_EXERCISE_
In the records below, work out how many lines hold the word "对比赛规则的掌握". Report the number alone.

Records from a dataset
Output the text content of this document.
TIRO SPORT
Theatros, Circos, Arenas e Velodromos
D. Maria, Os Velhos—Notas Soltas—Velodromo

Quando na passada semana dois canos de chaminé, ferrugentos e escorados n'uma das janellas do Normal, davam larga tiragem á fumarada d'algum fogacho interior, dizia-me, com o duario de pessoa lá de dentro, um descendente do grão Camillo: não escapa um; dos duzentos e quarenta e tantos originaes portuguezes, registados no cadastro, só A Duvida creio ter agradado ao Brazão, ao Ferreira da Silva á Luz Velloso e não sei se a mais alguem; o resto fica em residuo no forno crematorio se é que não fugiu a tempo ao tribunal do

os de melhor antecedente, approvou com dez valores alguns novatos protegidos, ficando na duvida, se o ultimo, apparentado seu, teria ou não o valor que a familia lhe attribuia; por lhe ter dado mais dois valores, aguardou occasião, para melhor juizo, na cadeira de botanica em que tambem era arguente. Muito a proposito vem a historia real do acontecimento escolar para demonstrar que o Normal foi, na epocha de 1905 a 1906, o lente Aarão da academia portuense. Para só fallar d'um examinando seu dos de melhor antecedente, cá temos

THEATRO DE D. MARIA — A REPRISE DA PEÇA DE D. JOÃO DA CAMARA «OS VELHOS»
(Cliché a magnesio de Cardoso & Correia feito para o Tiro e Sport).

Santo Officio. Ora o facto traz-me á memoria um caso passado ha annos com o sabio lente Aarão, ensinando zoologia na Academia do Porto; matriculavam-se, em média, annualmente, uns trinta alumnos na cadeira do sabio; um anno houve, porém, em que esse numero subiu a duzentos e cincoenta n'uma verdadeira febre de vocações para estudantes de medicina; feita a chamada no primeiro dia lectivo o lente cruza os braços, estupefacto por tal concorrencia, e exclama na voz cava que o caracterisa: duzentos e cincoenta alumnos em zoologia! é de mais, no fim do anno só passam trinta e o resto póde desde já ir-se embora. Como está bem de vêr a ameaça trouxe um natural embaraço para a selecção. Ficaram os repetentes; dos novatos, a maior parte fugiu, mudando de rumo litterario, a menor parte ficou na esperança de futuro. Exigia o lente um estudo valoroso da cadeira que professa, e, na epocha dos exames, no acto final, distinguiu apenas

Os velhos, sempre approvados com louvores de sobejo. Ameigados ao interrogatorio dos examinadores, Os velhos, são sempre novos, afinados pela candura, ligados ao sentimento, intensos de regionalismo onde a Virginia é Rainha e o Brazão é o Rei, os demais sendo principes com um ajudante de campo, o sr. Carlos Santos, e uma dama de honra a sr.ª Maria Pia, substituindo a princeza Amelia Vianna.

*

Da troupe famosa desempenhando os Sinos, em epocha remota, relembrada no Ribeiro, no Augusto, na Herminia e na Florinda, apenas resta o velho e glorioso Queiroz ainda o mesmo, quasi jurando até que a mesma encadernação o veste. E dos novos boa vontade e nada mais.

* * *

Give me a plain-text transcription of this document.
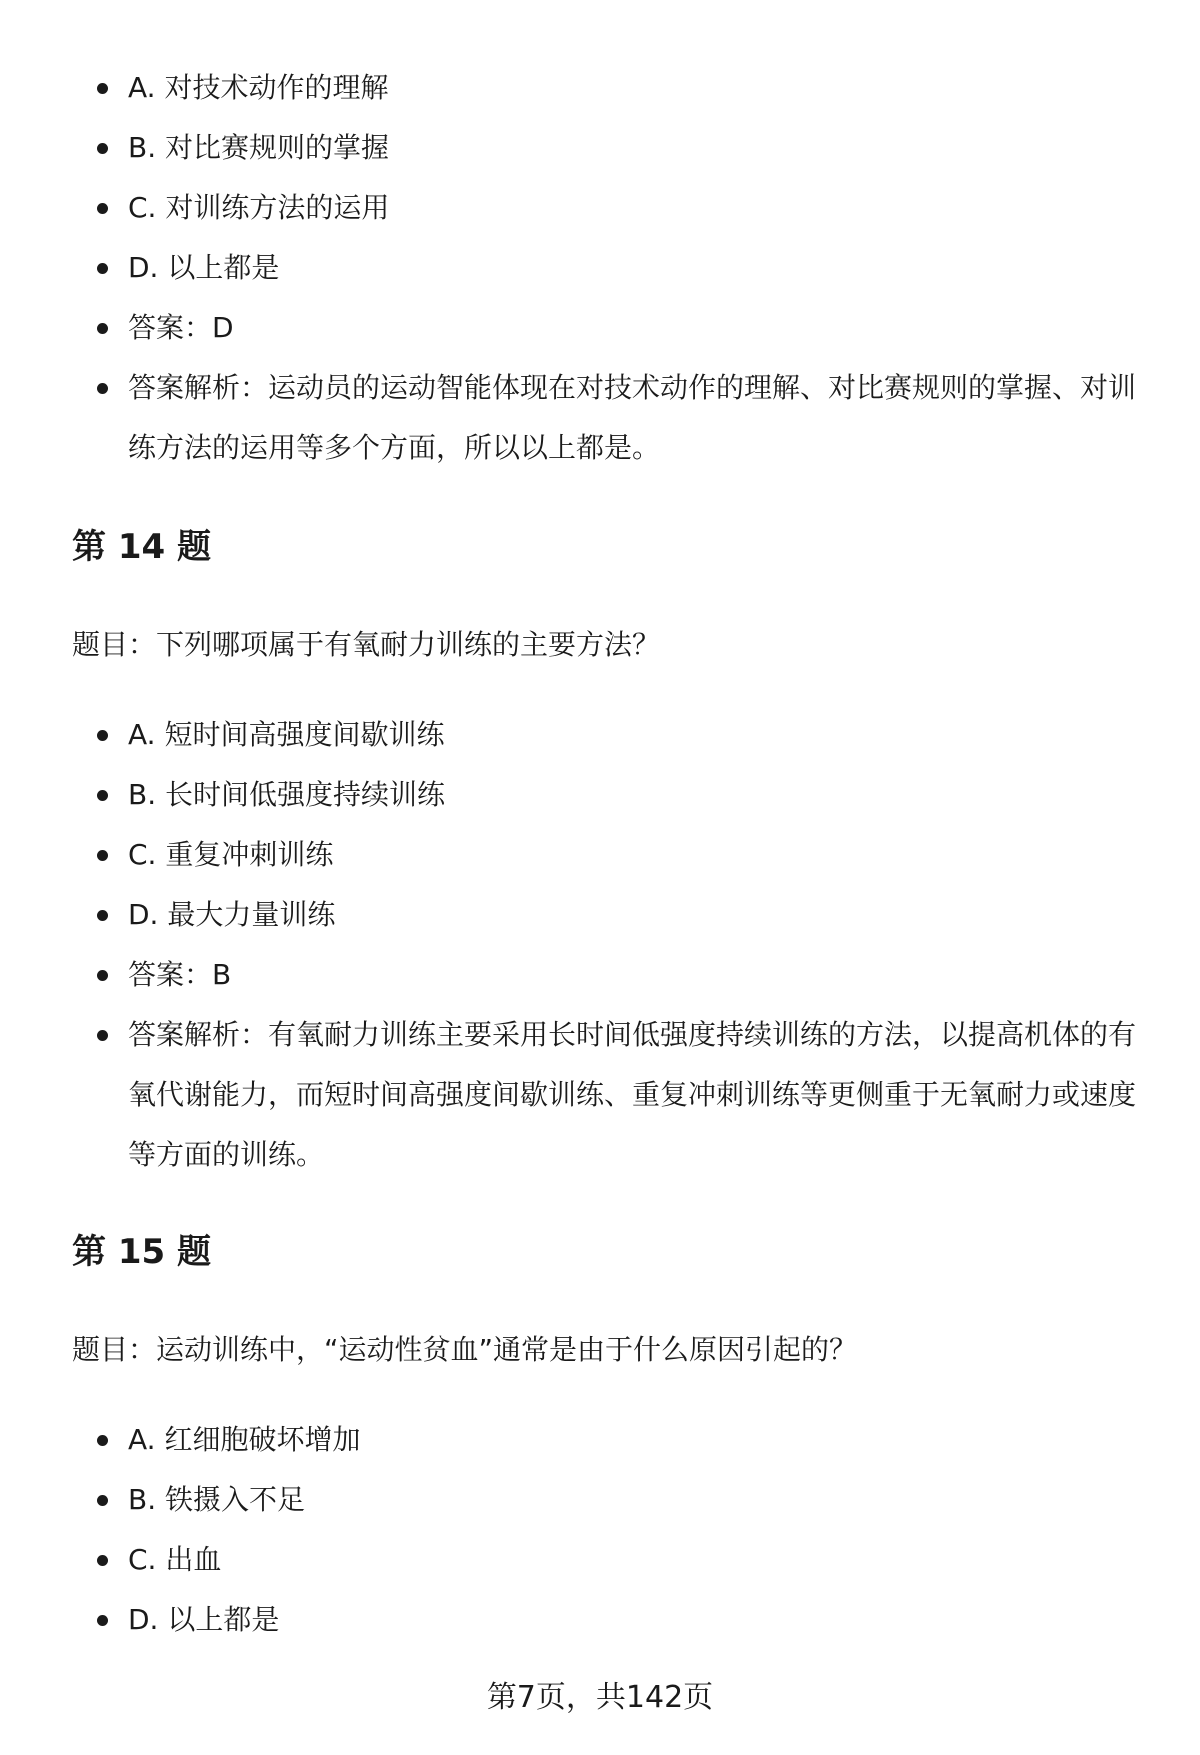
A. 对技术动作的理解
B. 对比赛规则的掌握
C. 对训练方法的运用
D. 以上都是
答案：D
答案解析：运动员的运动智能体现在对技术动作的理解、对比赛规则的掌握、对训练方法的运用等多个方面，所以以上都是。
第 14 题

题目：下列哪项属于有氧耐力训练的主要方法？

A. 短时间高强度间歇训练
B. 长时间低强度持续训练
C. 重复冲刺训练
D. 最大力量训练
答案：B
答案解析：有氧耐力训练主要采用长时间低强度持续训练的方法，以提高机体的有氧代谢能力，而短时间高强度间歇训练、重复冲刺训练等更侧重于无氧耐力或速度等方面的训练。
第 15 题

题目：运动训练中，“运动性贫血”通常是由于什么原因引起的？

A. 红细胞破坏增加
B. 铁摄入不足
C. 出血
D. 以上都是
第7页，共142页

_SOLUTION FOR THIS EXERCISE_
2